_Instructions to follow_
Could you write out every record below exactly, leaving out any pictures?

——

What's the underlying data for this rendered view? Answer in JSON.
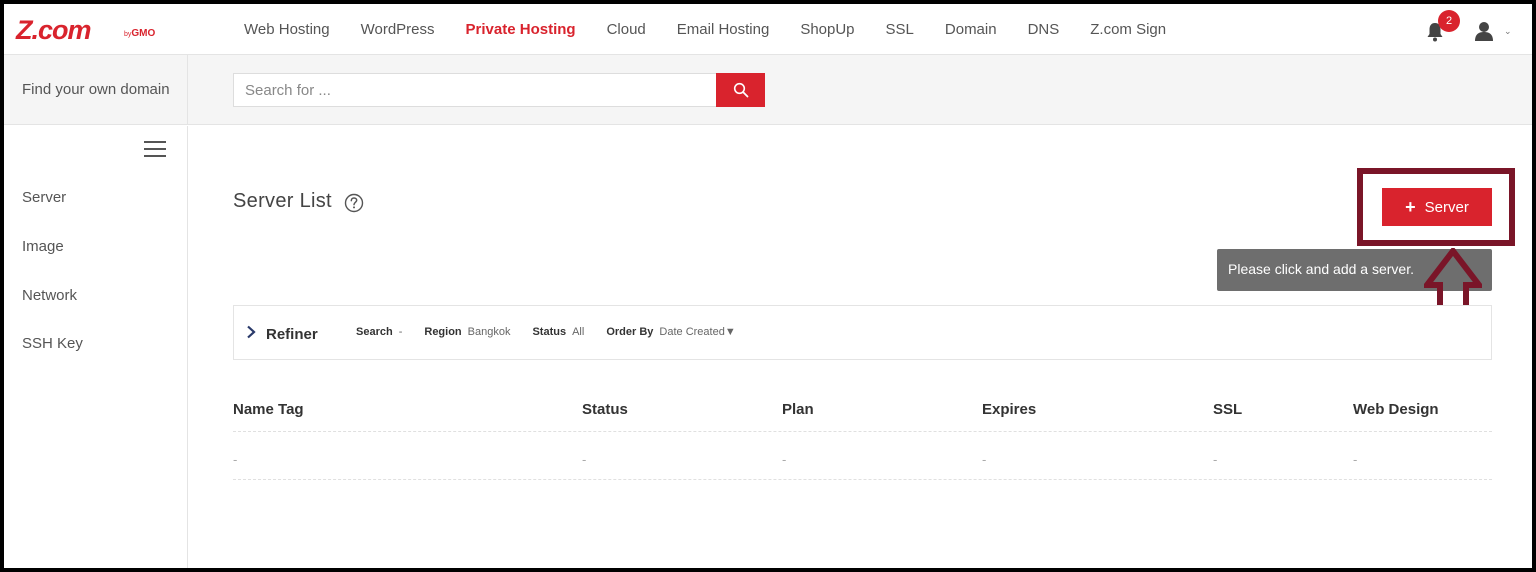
{
  "brand": {
    "logo_text": "Z.com",
    "logo_by": "by",
    "logo_sub": "GMO"
  },
  "nav": {
    "links": [
      "Web Hosting",
      "WordPress",
      "Private Hosting",
      "Cloud",
      "Email Hosting",
      "ShopUp",
      "SSL",
      "Domain",
      "DNS",
      "Z.com Sign"
    ],
    "active": "Private Hosting",
    "notification_count": "2",
    "user_caret": "⌄"
  },
  "search": {
    "label": "Find your own domain",
    "placeholder": "Search for ..."
  },
  "sidebar": {
    "items": [
      "Server",
      "Image",
      "Network",
      "SSH Key"
    ]
  },
  "main": {
    "title": "Server List",
    "add_button_plus": "+",
    "add_button_label": "Server",
    "tooltip": "Please click and add a server."
  },
  "refiner": {
    "title": "Refiner",
    "filters": [
      {
        "key": "Search",
        "value": "-"
      },
      {
        "key": "Region",
        "value": "Bangkok"
      },
      {
        "key": "Status",
        "value": "All"
      },
      {
        "key": "Order By",
        "value": "Date Created▼"
      }
    ]
  },
  "table": {
    "columns": [
      "Name Tag",
      "Status",
      "Plan",
      "Expires",
      "SSL",
      "Web Design"
    ],
    "rows": [
      [
        "-",
        "-",
        "-",
        "-",
        "-",
        "-"
      ]
    ]
  },
  "colors": {
    "brand_red": "#d9232d",
    "highlight": "#7a1528",
    "tooltip_bg": "#6e6e6e"
  }
}
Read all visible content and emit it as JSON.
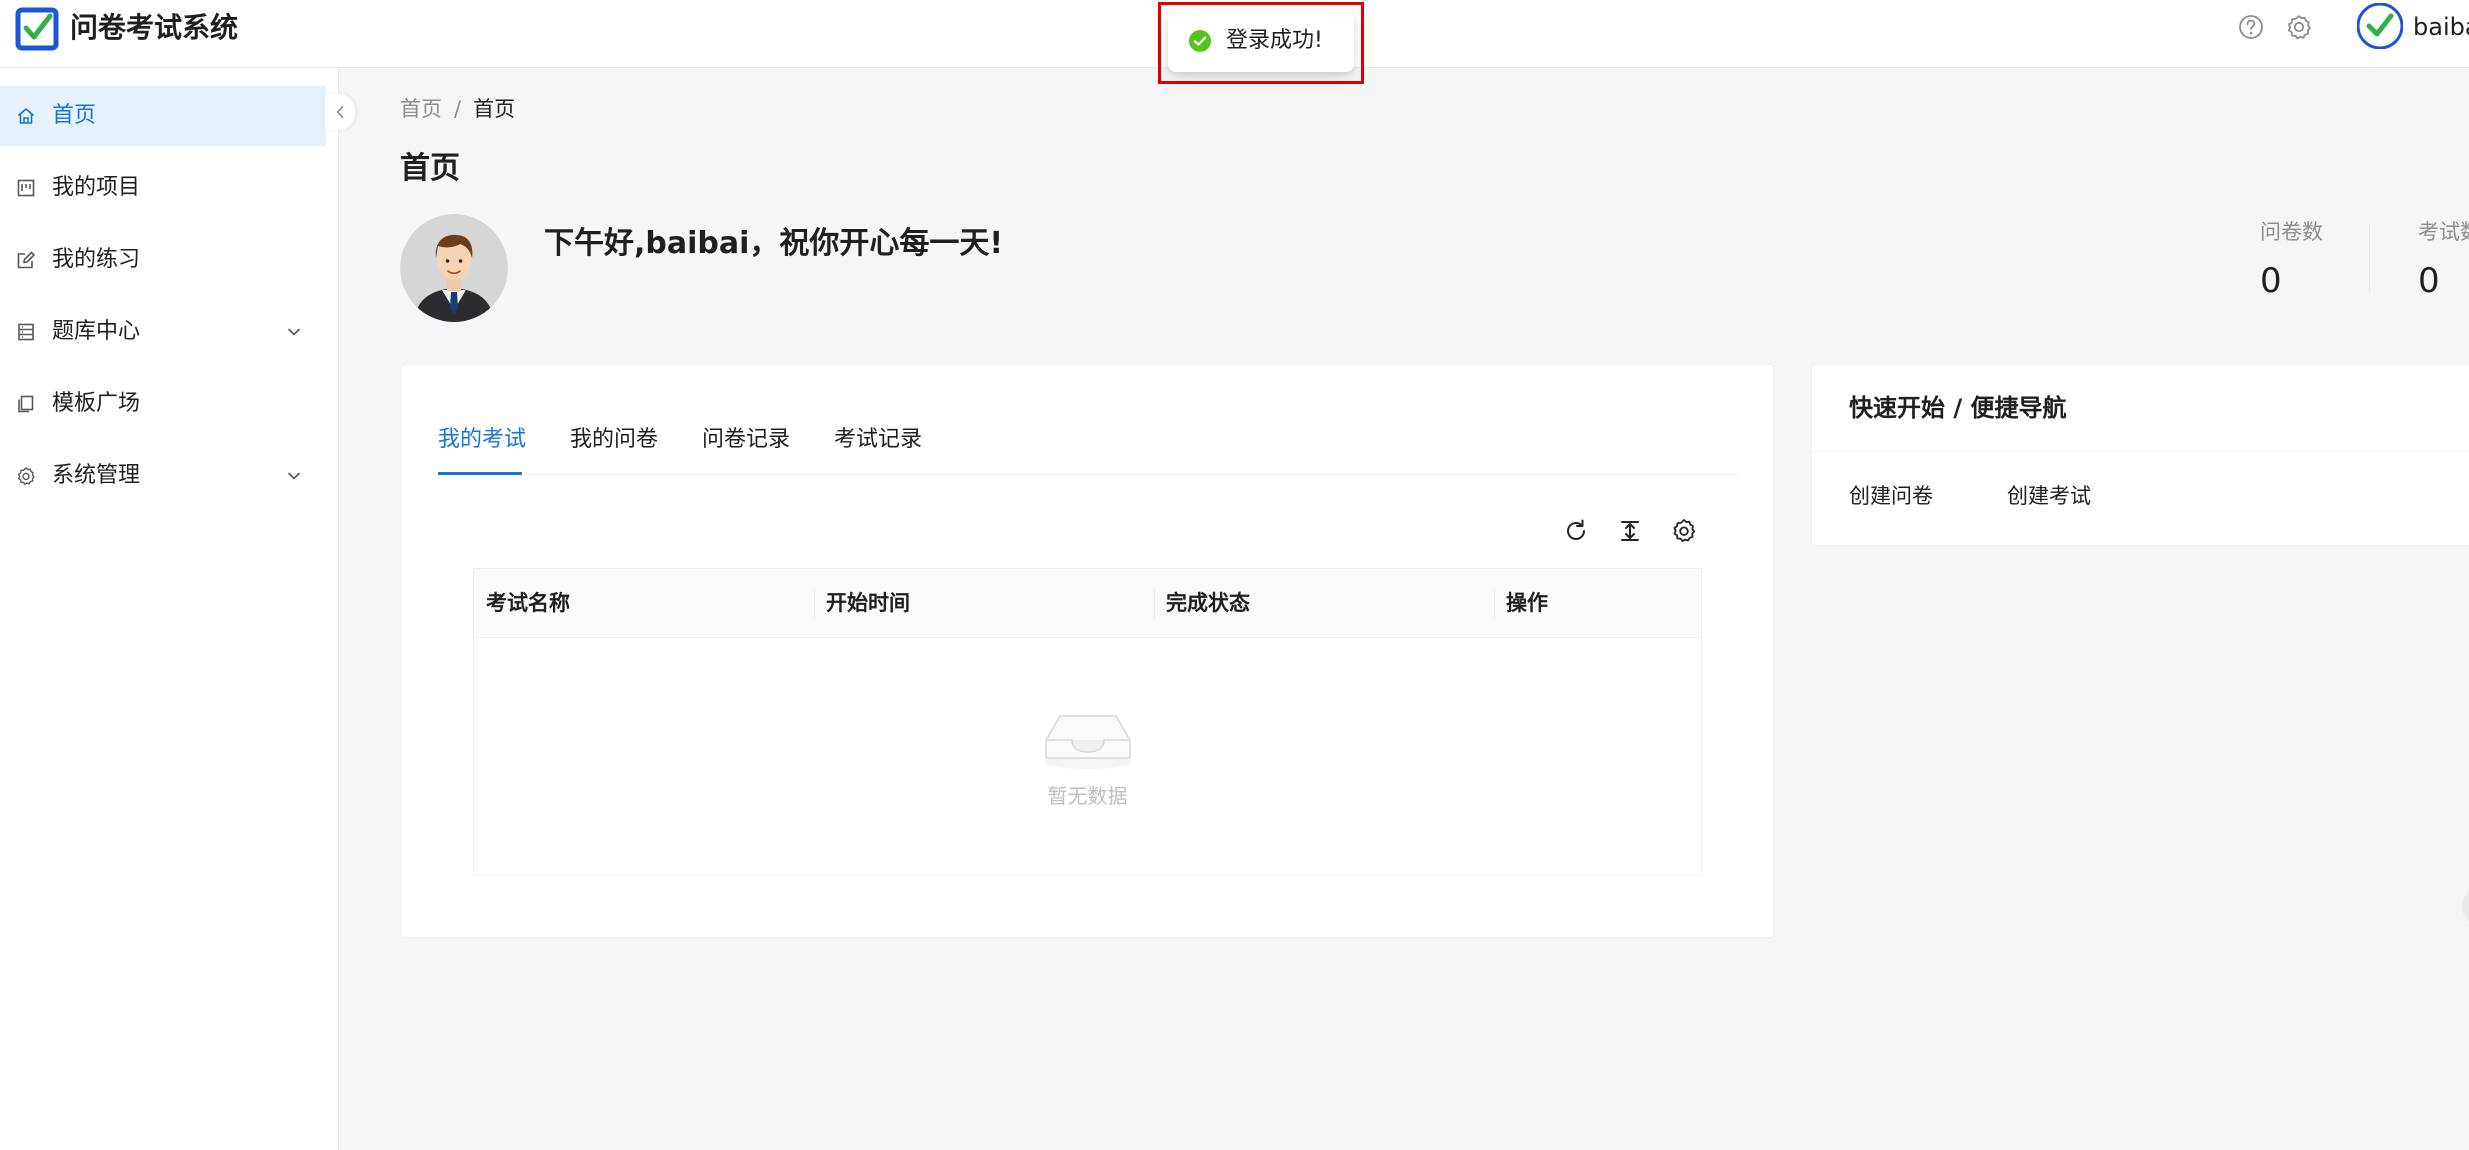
{
  "header": {
    "app_title": "问卷考试系统",
    "logo_icon": "check-square-logo",
    "help_icon": "question-circle-icon",
    "settings_icon": "gear-icon",
    "user_name": "baibai"
  },
  "toast": {
    "message": "登录成功!",
    "icon": "check-circle-icon",
    "icon_color": "#52c41a",
    "highlight_color": "#e00000"
  },
  "sidebar": {
    "items": [
      {
        "label": "首页",
        "icon": "home-icon",
        "active": true
      },
      {
        "label": "我的项目",
        "icon": "project-icon",
        "active": false
      },
      {
        "label": "我的练习",
        "icon": "edit-icon",
        "active": false
      },
      {
        "label": "题库中心",
        "icon": "database-icon",
        "active": false,
        "expandable": true
      },
      {
        "label": "模板广场",
        "icon": "copy-icon",
        "active": false
      },
      {
        "label": "系统管理",
        "icon": "setting-icon",
        "active": false,
        "expandable": true
      }
    ]
  },
  "breadcrumb": {
    "items": [
      "首页",
      "首页"
    ],
    "separator": "/"
  },
  "page_title": "首页",
  "profile": {
    "greeting": "下午好,baibai，祝你开心每一天!"
  },
  "stats": [
    {
      "label": "问卷数",
      "value": "0"
    },
    {
      "label": "考试数",
      "value": "0"
    }
  ],
  "exam_card": {
    "tabs": [
      {
        "label": "我的考试",
        "active": true
      },
      {
        "label": "我的问卷",
        "active": false
      },
      {
        "label": "问卷记录",
        "active": false
      },
      {
        "label": "考试记录",
        "active": false
      }
    ],
    "toolbar_icons": [
      "reload-icon",
      "column-height-icon",
      "setting-icon"
    ],
    "table": {
      "columns": [
        "考试名称",
        "开始时间",
        "完成状态",
        "操作"
      ],
      "rows": [],
      "empty_text": "暂无数据"
    }
  },
  "quick_card": {
    "title": "快速开始 / 便捷导航",
    "links": [
      "创建问卷",
      "创建考试"
    ]
  },
  "colors": {
    "accent": "#1677d2",
    "active_bg": "#e6f1fc",
    "page_bg": "#f5f6f8"
  }
}
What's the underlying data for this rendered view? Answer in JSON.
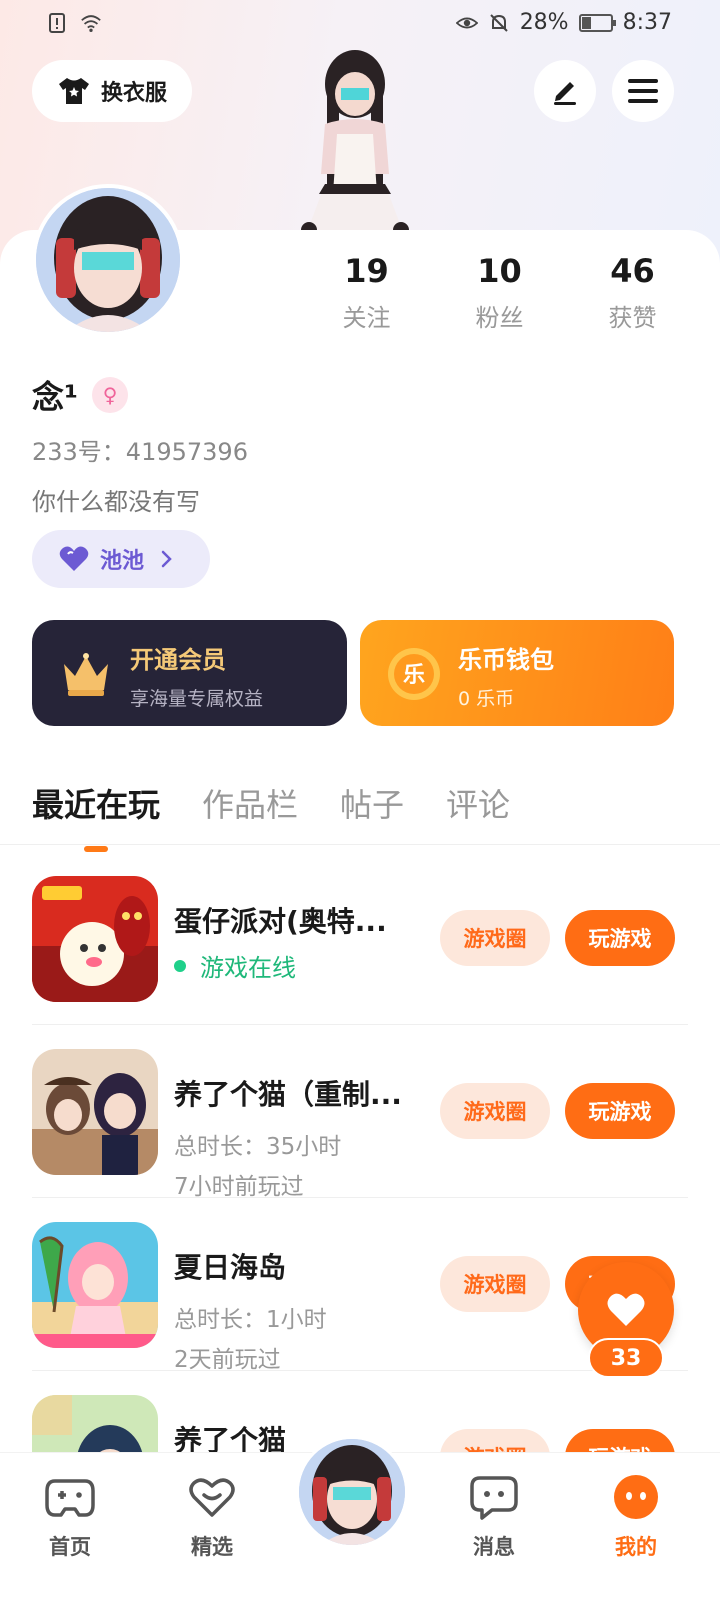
{
  "status_bar": {
    "battery": "28%",
    "time": "8:37"
  },
  "header": {
    "outfit_label": "换衣服"
  },
  "profile": {
    "stats": [
      {
        "num": "19",
        "label": "关注"
      },
      {
        "num": "10",
        "label": "粉丝"
      },
      {
        "num": "46",
        "label": "获赞"
      }
    ],
    "name": "念¹",
    "gender_symbol": "♀",
    "uid": "233号：41957396",
    "bio": "你什么都没有写",
    "tag_label": "池池"
  },
  "cards": {
    "vip_title": "开通会员",
    "vip_sub": "享海量专属权益",
    "wallet_title": "乐币钱包",
    "wallet_sub": "0 乐币",
    "wallet_coin_char": "乐"
  },
  "tabs": [
    {
      "label": "最近在玩",
      "active": true
    },
    {
      "label": "作品栏",
      "active": false
    },
    {
      "label": "帖子",
      "active": false
    },
    {
      "label": "评论",
      "active": false
    }
  ],
  "games": [
    {
      "name": "蛋仔派对(奥特...",
      "online": "游戏在线",
      "circle": "游戏圈",
      "play": "玩游戏"
    },
    {
      "name": "养了个猫（重制...",
      "meta1": "总时长：35小时",
      "meta2": "7小时前玩过",
      "circle": "游戏圈",
      "play": "玩游戏"
    },
    {
      "name": "夏日海岛",
      "meta1": "总时长：1小时",
      "meta2": "2天前玩过",
      "circle": "游戏圈",
      "play": "玩游戏"
    },
    {
      "name": "养了个猫",
      "circle": "游戏圈",
      "play": "玩游戏"
    }
  ],
  "float_like": {
    "count": "33"
  },
  "nav": {
    "home": "首页",
    "featured": "精选",
    "messages": "消息",
    "mine": "我的"
  },
  "colors": {
    "accent": "#ff6d14",
    "vip_bg": "#262438",
    "online": "#1fb87a"
  }
}
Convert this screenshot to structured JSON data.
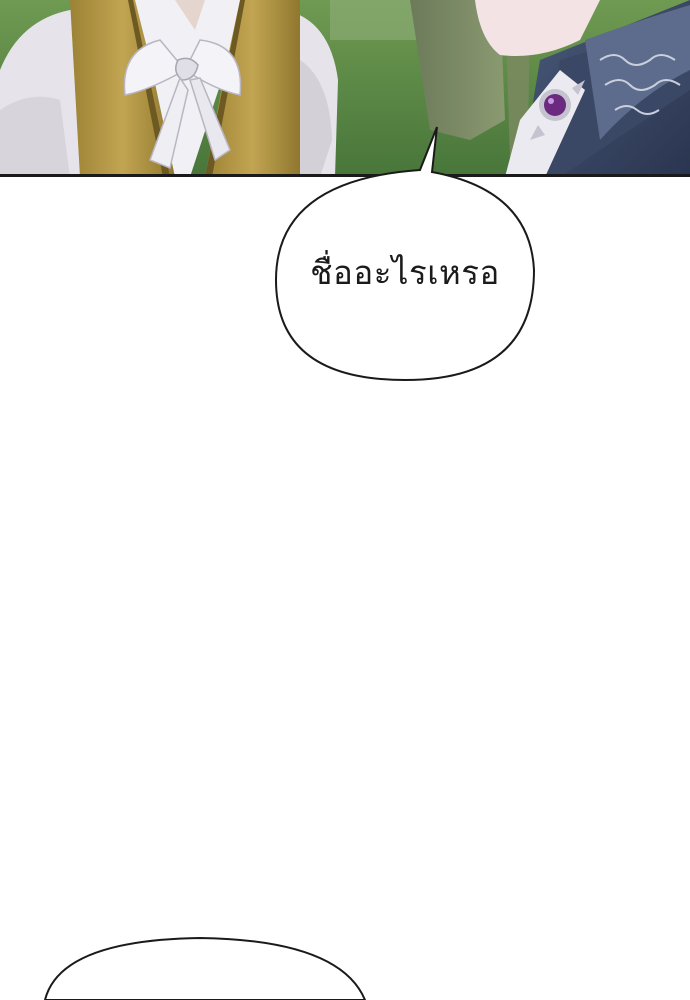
{
  "speech_bubbles": [
    {
      "text": "ชื่ออะไรเหรอ"
    },
    {
      "text": ""
    }
  ],
  "colors": {
    "panel_border": "#1a1a1a",
    "bubble_fill": "#ffffff",
    "bubble_stroke": "#1a1a1a",
    "grass": "#5e8a3e",
    "vest": "#b89a45",
    "shirt": "#ecebf0",
    "coat": "#3b4a66",
    "brooch": "#6b2a80"
  }
}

——

_Response_
What's the underlying data for this rendered view? Answer in JSON.
{
  "brand": {
    "logo_text": "Z.com",
    "logo_by": "by",
    "logo_sub": "GMO"
  },
  "nav": {
    "links": [
      "Web Hosting",
      "WordPress",
      "Private Hosting",
      "Cloud",
      "Email Hosting",
      "ShopUp",
      "SSL",
      "Domain",
      "DNS",
      "Z.com Sign"
    ],
    "active": "Private Hosting",
    "notification_count": "2",
    "user_caret": "⌄"
  },
  "search": {
    "label": "Find your own domain",
    "placeholder": "Search for ..."
  },
  "sidebar": {
    "items": [
      "Server",
      "Image",
      "Network",
      "SSH Key"
    ]
  },
  "main": {
    "title": "Server List",
    "add_button_plus": "+",
    "add_button_label": "Server",
    "tooltip": "Please click and add a server."
  },
  "refiner": {
    "title": "Refiner",
    "filters": [
      {
        "key": "Search",
        "value": "-"
      },
      {
        "key": "Region",
        "value": "Bangkok"
      },
      {
        "key": "Status",
        "value": "All"
      },
      {
        "key": "Order By",
        "value": "Date Created▼"
      }
    ]
  },
  "table": {
    "columns": [
      "Name Tag",
      "Status",
      "Plan",
      "Expires",
      "SSL",
      "Web Design"
    ],
    "rows": [
      [
        "-",
        "-",
        "-",
        "-",
        "-",
        "-"
      ]
    ]
  },
  "colors": {
    "brand_red": "#d9232d",
    "highlight": "#7a1528",
    "tooltip_bg": "#6e6e6e"
  }
}
Read all visible content and emit it as JSON.
{
  "header": {
    "app_title": "问卷考试系统",
    "logo_icon": "check-square-logo",
    "help_icon": "question-circle-icon",
    "settings_icon": "gear-icon",
    "user_name": "baibai"
  },
  "toast": {
    "message": "登录成功!",
    "icon": "check-circle-icon",
    "icon_color": "#52c41a",
    "highlight_color": "#e00000"
  },
  "sidebar": {
    "items": [
      {
        "label": "首页",
        "icon": "home-icon",
        "active": true
      },
      {
        "label": "我的项目",
        "icon": "project-icon",
        "active": false
      },
      {
        "label": "我的练习",
        "icon": "edit-icon",
        "active": false
      },
      {
        "label": "题库中心",
        "icon": "database-icon",
        "active": false,
        "expandable": true
      },
      {
        "label": "模板广场",
        "icon": "copy-icon",
        "active": false
      },
      {
        "label": "系统管理",
        "icon": "setting-icon",
        "active": false,
        "expandable": true
      }
    ]
  },
  "breadcrumb": {
    "items": [
      "首页",
      "首页"
    ],
    "separator": "/"
  },
  "page_title": "首页",
  "profile": {
    "greeting": "下午好,baibai，祝你开心每一天!"
  },
  "stats": [
    {
      "label": "问卷数",
      "value": "0"
    },
    {
      "label": "考试数",
      "value": "0"
    }
  ],
  "exam_card": {
    "tabs": [
      {
        "label": "我的考试",
        "active": true
      },
      {
        "label": "我的问卷",
        "active": false
      },
      {
        "label": "问卷记录",
        "active": false
      },
      {
        "label": "考试记录",
        "active": false
      }
    ],
    "toolbar_icons": [
      "reload-icon",
      "column-height-icon",
      "setting-icon"
    ],
    "table": {
      "columns": [
        "考试名称",
        "开始时间",
        "完成状态",
        "操作"
      ],
      "rows": [],
      "empty_text": "暂无数据"
    }
  },
  "quick_card": {
    "title": "快速开始 / 便捷导航",
    "links": [
      "创建问卷",
      "创建考试"
    ]
  },
  "colors": {
    "accent": "#1677d2",
    "active_bg": "#e6f1fc",
    "page_bg": "#f5f6f8"
  }
}
What's the underlying data for this rendered view? Answer in JSON.
{
  "status_bar": {
    "battery": "28%",
    "time": "8:37"
  },
  "header": {
    "outfit_label": "换衣服"
  },
  "profile": {
    "stats": [
      {
        "num": "19",
        "label": "关注"
      },
      {
        "num": "10",
        "label": "粉丝"
      },
      {
        "num": "46",
        "label": "获赞"
      }
    ],
    "name": "念¹",
    "gender_symbol": "♀",
    "uid": "233号：41957396",
    "bio": "你什么都没有写",
    "tag_label": "池池"
  },
  "cards": {
    "vip_title": "开通会员",
    "vip_sub": "享海量专属权益",
    "wallet_title": "乐币钱包",
    "wallet_sub": "0 乐币",
    "wallet_coin_char": "乐"
  },
  "tabs": [
    {
      "label": "最近在玩",
      "active": true
    },
    {
      "label": "作品栏",
      "active": false
    },
    {
      "label": "帖子",
      "active": false
    },
    {
      "label": "评论",
      "active": false
    }
  ],
  "games": [
    {
      "name": "蛋仔派对(奥特...",
      "online": "游戏在线",
      "circle": "游戏圈",
      "play": "玩游戏"
    },
    {
      "name": "养了个猫（重制...",
      "meta1": "总时长：35小时",
      "meta2": "7小时前玩过",
      "circle": "游戏圈",
      "play": "玩游戏"
    },
    {
      "name": "夏日海岛",
      "meta1": "总时长：1小时",
      "meta2": "2天前玩过",
      "circle": "游戏圈",
      "play": "玩游戏"
    },
    {
      "name": "养了个猫",
      "circle": "游戏圈",
      "play": "玩游戏"
    }
  ],
  "float_like": {
    "count": "33"
  },
  "nav": {
    "home": "首页",
    "featured": "精选",
    "messages": "消息",
    "mine": "我的"
  },
  "colors": {
    "accent": "#ff6d14",
    "vip_bg": "#262438",
    "online": "#1fb87a"
  }
}
Convert this screenshot to structured JSON data.
{
  "speech_bubbles": [
    {
      "text": "ชื่ออะไรเหรอ"
    },
    {
      "text": ""
    }
  ],
  "colors": {
    "panel_border": "#1a1a1a",
    "bubble_fill": "#ffffff",
    "bubble_stroke": "#1a1a1a",
    "grass": "#5e8a3e",
    "vest": "#b89a45",
    "shirt": "#ecebf0",
    "coat": "#3b4a66",
    "brooch": "#6b2a80"
  }
}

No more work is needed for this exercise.